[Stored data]

----------

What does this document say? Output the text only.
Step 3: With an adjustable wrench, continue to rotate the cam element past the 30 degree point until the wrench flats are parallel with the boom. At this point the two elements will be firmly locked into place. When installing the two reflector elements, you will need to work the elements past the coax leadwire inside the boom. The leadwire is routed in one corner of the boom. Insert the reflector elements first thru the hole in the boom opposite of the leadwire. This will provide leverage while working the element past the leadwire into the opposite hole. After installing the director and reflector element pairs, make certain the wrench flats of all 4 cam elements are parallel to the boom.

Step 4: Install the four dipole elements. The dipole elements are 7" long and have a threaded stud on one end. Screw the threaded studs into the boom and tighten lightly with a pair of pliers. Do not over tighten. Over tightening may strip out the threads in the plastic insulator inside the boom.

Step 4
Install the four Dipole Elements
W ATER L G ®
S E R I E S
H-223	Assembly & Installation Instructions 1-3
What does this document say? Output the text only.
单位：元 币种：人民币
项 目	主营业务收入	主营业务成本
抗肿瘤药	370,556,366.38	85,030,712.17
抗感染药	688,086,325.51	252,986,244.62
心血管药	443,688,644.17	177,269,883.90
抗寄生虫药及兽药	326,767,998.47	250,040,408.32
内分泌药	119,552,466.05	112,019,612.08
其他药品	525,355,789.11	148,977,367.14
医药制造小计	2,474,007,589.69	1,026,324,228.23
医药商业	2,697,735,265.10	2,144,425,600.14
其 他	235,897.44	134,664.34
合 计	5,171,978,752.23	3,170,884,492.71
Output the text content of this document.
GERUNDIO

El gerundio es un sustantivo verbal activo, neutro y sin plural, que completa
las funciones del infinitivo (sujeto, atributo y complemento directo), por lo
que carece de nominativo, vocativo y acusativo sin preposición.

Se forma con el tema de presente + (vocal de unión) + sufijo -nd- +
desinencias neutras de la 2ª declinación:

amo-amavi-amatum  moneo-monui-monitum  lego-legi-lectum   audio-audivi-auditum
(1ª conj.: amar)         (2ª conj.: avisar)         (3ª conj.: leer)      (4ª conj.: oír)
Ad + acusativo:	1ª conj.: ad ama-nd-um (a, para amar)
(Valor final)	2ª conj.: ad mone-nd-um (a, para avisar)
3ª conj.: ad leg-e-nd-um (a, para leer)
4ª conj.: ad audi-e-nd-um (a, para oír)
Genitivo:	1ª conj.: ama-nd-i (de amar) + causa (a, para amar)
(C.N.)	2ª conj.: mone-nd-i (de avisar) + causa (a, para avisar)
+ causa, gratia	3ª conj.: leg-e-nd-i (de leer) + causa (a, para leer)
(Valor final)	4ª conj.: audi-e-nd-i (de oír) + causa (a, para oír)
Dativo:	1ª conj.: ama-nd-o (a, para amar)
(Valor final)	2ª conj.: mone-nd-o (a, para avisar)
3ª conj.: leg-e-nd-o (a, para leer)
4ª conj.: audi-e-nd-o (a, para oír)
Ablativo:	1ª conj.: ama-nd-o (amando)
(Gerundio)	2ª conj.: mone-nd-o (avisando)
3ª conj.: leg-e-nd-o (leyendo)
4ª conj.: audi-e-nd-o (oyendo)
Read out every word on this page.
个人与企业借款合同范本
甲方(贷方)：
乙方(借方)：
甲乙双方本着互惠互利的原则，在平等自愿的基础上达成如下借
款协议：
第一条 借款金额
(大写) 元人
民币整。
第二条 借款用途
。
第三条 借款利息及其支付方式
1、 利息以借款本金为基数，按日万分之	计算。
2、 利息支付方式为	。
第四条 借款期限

----------

# Task statement
Every record above should be copied exactly.

# Solution for this task
What does this document say? Output the text only.
Step 3: With an adjustable wrench, continue to rotate the cam element past the 30 degree point until the wrench flats are parallel with the boom. At this point the two elements will be firmly locked into place. When installing the two reflector elements, you will need to work the elements past the coax leadwire inside the boom. The leadwire is routed in one corner of the boom. Insert the reflector elements first thru the hole in the boom opposite of the leadwire. This will provide leverage while working the element past the leadwire into the opposite hole. After installing the director and reflector element pairs, make certain the wrench flats of all 4 cam elements are parallel to the boom.

Step 4: Install the four dipole elements. The dipole elements are 7" long and have a threaded stud on one end. Screw the threaded studs into the boom and tighten lightly with a pair of pliers. Do not over tighten. Over tightening may strip out the threads in the plastic insulator inside the boom.

Step 4
Install the four Dipole Elements
W ATER L G ®
S E R I E S
H-223	Assembly & Installation Instructions 1-3
What does this document say? Output the text only.
单位：元 币种：人民币
项 目	主营业务收入	主营业务成本
抗肿瘤药	370,556,366.38	85,030,712.17
抗感染药	688,086,325.51	252,986,244.62
心血管药	443,688,644.17	177,269,883.90
抗寄生虫药及兽药	326,767,998.47	250,040,408.32
内分泌药	119,552,466.05	112,019,612.08
其他药品	525,355,789.11	148,977,367.14
医药制造小计	2,474,007,589.69	1,026,324,228.23
医药商业	2,697,735,265.10	2,144,425,600.14
其 他	235,897.44	134,664.34
合 计	5,171,978,752.23	3,170,884,492.71
Output the text content of this document.
GERUNDIO

El gerundio es un sustantivo verbal activo, neutro y sin plural, que completa
las funciones del infinitivo (sujeto, atributo y complemento directo), por lo
que carece de nominativo, vocativo y acusativo sin preposición.

Se forma con el tema de presente + (vocal de unión) + sufijo -nd- +
desinencias neutras de la 2ª declinación:

amo-amavi-amatum  moneo-monui-monitum  lego-legi-lectum   audio-audivi-auditum
(1ª conj.: amar)         (2ª conj.: avisar)         (3ª conj.: leer)      (4ª conj.: oír)
Ad + acusativo:	1ª conj.: ad ama-nd-um (a, para amar)
(Valor final)	2ª conj.: ad mone-nd-um (a, para avisar)
3ª conj.: ad leg-e-nd-um (a, para leer)
4ª conj.: ad audi-e-nd-um (a, para oír)
Genitivo:	1ª conj.: ama-nd-i (de amar) + causa (a, para amar)
(C.N.)	2ª conj.: mone-nd-i (de avisar) + causa (a, para avisar)
+ causa, gratia	3ª conj.: leg-e-nd-i (de leer) + causa (a, para leer)
(Valor final)	4ª conj.: audi-e-nd-i (de oír) + causa (a, para oír)
Dativo:	1ª conj.: ama-nd-o (a, para amar)
(Valor final)	2ª conj.: mone-nd-o (a, para avisar)
3ª conj.: leg-e-nd-o (a, para leer)
4ª conj.: audi-e-nd-o (a, para oír)
Ablativo:	1ª conj.: ama-nd-o (amando)
(Gerundio)	2ª conj.: mone-nd-o (avisando)
3ª conj.: leg-e-nd-o (leyendo)
4ª conj.: audi-e-nd-o (oyendo)
Read out every word on this page.
个人与企业借款合同范本
甲方(贷方)：
乙方(借方)：
甲乙双方本着互惠互利的原则，在平等自愿的基础上达成如下借
款协议：
第一条 借款金额
(大写) 元人
民币整。
第二条 借款用途
。
第三条 借款利息及其支付方式
1、 利息以借款本金为基数，按日万分之	计算。
2、 利息支付方式为	。
第四条 借款期限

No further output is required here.